Go through the data below. Pull out every line that has the word "type".

= = =

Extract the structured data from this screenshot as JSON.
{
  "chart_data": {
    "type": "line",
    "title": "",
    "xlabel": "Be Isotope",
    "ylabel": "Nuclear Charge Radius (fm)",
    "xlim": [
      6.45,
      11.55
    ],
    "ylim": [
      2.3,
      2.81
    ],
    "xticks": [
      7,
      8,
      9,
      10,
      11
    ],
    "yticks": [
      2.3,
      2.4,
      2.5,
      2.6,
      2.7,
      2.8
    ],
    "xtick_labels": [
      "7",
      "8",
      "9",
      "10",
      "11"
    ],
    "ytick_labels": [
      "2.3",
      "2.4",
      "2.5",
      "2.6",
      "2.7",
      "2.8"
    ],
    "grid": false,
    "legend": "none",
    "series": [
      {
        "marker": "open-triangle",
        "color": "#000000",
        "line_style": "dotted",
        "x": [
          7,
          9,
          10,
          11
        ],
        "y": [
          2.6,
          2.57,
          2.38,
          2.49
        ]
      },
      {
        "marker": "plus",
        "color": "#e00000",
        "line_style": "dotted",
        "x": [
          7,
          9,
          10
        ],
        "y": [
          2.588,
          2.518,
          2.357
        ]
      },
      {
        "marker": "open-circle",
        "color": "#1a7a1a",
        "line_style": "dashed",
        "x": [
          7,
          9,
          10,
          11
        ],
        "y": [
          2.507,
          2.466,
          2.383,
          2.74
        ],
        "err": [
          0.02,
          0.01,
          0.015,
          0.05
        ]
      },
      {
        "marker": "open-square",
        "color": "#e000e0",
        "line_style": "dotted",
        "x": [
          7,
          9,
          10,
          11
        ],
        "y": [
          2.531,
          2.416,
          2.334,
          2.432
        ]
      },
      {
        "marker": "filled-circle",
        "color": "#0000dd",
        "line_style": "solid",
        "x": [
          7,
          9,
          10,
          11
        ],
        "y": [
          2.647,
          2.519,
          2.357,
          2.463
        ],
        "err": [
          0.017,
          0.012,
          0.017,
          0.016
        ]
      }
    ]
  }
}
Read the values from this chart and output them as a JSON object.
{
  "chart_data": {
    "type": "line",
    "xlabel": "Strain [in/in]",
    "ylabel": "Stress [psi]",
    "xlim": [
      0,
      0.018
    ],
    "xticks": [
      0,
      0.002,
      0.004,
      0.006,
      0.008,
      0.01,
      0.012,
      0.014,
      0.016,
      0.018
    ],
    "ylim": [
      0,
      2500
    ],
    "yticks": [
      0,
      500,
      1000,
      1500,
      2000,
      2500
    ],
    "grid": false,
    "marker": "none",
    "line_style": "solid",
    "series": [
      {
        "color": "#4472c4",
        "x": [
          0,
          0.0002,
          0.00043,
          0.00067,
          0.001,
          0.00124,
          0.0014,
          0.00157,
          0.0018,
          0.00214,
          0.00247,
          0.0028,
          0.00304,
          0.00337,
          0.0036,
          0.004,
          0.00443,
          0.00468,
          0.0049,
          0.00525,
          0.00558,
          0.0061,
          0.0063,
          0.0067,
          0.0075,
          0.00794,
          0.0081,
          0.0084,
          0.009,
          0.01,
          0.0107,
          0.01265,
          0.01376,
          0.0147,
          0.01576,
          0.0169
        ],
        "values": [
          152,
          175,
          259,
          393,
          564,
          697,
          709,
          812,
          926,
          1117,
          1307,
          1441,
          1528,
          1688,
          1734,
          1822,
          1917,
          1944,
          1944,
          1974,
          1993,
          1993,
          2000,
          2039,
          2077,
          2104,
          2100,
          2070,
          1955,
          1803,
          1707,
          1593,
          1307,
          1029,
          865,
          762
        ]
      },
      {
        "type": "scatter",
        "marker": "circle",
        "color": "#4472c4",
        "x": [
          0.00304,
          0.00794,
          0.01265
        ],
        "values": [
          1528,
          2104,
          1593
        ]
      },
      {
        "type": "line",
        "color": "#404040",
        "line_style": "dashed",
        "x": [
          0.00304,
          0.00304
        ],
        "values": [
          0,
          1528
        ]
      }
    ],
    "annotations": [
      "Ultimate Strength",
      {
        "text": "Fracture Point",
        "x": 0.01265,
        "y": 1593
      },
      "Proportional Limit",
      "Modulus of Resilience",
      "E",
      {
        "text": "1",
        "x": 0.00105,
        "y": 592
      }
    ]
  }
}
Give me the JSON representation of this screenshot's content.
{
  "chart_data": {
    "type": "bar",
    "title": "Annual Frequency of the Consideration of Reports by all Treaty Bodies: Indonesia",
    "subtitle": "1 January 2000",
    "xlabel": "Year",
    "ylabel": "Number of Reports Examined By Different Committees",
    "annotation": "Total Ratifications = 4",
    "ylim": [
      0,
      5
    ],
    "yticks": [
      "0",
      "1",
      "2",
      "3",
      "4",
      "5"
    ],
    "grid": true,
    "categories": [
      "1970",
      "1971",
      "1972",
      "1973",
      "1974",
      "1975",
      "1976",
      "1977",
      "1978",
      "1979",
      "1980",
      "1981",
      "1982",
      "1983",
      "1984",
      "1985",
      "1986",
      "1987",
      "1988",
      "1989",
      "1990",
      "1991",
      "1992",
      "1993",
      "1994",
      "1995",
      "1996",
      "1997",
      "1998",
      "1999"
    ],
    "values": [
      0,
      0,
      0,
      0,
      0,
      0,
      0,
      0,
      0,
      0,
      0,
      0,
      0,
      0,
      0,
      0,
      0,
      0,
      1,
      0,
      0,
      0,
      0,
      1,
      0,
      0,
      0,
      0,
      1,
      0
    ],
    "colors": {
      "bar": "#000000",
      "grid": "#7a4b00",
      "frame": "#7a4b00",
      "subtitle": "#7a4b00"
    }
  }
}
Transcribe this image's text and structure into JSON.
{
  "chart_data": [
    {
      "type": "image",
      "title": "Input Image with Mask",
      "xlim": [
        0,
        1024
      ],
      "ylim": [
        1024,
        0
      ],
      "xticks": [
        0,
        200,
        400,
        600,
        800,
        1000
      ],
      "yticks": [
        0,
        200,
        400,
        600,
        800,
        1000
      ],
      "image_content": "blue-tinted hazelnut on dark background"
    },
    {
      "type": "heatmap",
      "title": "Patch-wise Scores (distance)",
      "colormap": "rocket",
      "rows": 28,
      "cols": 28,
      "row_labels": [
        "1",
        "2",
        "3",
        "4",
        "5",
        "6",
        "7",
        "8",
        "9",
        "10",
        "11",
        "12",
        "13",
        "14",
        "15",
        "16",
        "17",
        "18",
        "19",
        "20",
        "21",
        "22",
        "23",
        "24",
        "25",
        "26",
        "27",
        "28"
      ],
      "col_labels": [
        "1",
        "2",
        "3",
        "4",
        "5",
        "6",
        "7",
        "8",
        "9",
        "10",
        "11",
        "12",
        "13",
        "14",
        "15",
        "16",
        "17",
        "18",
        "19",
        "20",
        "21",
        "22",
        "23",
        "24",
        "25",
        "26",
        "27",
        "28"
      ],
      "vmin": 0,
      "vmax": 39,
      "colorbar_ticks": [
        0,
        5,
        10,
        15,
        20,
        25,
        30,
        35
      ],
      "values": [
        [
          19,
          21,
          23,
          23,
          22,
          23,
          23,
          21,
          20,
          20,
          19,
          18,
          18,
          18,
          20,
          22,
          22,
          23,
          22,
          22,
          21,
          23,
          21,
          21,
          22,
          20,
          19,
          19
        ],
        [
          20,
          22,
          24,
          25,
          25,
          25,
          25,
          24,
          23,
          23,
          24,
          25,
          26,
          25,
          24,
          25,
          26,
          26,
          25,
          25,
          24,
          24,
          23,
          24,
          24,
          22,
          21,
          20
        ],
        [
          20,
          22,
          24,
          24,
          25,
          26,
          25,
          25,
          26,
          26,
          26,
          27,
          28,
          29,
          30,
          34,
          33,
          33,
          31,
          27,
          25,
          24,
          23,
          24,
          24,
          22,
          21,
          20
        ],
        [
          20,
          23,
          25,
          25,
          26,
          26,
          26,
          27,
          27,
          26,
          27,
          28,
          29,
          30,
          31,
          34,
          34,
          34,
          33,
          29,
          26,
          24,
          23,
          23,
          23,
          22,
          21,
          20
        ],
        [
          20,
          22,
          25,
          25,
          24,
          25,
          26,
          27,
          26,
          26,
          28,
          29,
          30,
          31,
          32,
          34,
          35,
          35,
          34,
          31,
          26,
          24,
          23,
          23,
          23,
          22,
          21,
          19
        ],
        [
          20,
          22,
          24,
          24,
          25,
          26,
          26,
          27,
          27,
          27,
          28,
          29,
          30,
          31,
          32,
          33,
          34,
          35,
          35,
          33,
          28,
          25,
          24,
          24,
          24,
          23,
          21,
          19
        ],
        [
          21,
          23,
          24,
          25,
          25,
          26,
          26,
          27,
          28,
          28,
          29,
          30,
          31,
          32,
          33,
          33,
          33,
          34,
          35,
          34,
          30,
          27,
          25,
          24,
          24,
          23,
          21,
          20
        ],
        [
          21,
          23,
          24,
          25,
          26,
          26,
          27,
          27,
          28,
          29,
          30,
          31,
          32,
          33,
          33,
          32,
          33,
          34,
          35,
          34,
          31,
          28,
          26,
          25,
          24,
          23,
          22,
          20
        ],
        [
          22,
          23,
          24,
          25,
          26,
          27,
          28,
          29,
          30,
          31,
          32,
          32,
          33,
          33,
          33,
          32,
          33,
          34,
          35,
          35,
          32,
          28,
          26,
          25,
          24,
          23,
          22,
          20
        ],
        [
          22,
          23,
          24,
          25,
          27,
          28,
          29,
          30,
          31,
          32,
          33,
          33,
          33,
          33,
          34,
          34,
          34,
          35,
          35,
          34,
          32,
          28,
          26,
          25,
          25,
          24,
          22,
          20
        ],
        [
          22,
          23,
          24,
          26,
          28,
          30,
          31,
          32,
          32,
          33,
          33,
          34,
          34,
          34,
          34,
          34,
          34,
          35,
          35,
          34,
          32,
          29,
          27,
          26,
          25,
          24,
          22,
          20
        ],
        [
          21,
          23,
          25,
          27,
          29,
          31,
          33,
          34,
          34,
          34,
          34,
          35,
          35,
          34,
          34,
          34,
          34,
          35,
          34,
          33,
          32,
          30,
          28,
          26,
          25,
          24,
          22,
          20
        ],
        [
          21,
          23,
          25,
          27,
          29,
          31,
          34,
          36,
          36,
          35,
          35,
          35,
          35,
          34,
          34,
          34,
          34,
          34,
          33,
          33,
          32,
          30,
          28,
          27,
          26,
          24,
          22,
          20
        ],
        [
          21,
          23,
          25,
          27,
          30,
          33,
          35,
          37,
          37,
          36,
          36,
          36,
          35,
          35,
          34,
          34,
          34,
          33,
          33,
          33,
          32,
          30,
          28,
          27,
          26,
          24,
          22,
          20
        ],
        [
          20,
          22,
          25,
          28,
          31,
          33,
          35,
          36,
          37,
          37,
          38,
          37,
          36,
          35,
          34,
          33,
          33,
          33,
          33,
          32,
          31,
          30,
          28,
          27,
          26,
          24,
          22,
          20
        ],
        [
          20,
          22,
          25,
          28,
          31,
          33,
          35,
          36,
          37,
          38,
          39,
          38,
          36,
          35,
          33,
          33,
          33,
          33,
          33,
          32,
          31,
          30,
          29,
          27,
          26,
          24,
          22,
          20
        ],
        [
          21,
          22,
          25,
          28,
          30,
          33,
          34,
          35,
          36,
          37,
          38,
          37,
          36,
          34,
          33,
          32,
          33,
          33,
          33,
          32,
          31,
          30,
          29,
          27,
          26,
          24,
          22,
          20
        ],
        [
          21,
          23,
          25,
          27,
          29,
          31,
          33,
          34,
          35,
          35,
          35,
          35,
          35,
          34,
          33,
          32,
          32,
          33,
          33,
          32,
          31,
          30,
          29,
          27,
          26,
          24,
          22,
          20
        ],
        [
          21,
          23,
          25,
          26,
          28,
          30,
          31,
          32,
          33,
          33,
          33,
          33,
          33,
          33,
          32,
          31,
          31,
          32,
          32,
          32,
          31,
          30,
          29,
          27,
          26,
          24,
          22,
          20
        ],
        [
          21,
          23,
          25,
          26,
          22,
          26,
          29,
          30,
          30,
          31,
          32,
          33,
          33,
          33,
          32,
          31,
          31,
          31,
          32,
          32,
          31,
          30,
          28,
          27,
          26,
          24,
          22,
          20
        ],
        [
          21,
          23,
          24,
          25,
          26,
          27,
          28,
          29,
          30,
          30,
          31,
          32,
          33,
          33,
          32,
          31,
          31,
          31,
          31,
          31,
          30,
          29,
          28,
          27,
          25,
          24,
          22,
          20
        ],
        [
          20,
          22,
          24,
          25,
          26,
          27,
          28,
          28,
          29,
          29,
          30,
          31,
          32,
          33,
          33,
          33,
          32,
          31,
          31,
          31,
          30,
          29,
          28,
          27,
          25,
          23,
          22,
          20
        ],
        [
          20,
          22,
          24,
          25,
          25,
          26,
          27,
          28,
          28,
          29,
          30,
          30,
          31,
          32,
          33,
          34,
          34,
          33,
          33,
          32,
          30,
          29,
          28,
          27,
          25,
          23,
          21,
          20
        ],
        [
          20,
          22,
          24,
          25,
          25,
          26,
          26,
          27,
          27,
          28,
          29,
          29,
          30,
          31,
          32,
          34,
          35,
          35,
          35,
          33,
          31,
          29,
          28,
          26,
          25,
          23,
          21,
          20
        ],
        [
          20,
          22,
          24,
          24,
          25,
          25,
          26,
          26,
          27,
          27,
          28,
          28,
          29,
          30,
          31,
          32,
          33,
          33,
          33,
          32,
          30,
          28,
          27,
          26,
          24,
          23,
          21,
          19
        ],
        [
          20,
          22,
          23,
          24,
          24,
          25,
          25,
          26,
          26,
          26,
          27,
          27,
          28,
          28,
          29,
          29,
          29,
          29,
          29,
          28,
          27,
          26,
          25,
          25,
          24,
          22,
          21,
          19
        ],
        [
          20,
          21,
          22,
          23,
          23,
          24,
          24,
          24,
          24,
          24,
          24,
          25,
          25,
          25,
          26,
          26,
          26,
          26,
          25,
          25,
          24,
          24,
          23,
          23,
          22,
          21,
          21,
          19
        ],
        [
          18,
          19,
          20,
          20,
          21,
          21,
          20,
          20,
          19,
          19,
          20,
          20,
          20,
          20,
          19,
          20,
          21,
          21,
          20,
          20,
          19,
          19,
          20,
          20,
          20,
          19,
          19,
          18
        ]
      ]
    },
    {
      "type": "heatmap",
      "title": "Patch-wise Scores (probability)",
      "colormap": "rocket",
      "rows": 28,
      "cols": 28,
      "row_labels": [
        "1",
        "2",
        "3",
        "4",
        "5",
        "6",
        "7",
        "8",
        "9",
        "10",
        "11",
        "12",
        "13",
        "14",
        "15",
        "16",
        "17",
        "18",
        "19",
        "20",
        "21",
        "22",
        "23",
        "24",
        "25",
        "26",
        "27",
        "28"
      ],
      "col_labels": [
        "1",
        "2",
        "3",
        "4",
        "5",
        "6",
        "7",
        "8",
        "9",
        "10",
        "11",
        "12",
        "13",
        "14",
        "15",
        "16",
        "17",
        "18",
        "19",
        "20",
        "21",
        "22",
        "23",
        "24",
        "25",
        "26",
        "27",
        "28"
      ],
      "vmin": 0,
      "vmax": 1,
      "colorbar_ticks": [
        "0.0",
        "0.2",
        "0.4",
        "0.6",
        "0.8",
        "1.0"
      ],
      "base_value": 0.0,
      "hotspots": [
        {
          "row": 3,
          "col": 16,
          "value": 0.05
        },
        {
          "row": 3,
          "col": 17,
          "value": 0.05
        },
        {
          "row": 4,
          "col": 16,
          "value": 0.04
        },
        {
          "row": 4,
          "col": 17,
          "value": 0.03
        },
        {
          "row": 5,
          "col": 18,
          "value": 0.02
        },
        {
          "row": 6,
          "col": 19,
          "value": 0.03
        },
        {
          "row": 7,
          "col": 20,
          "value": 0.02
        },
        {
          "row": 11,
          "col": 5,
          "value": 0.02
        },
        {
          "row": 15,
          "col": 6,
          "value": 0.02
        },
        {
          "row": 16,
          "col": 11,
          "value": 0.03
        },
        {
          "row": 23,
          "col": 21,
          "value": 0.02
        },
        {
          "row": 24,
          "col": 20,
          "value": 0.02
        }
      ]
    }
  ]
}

= = =

Solution:
    "type": "line",
    "type": "line",
        "type": "scatter",
        "type": "line",
    "type": "bar",
      "type": "image",
      "type": "heatmap",
      "type": "heatmap",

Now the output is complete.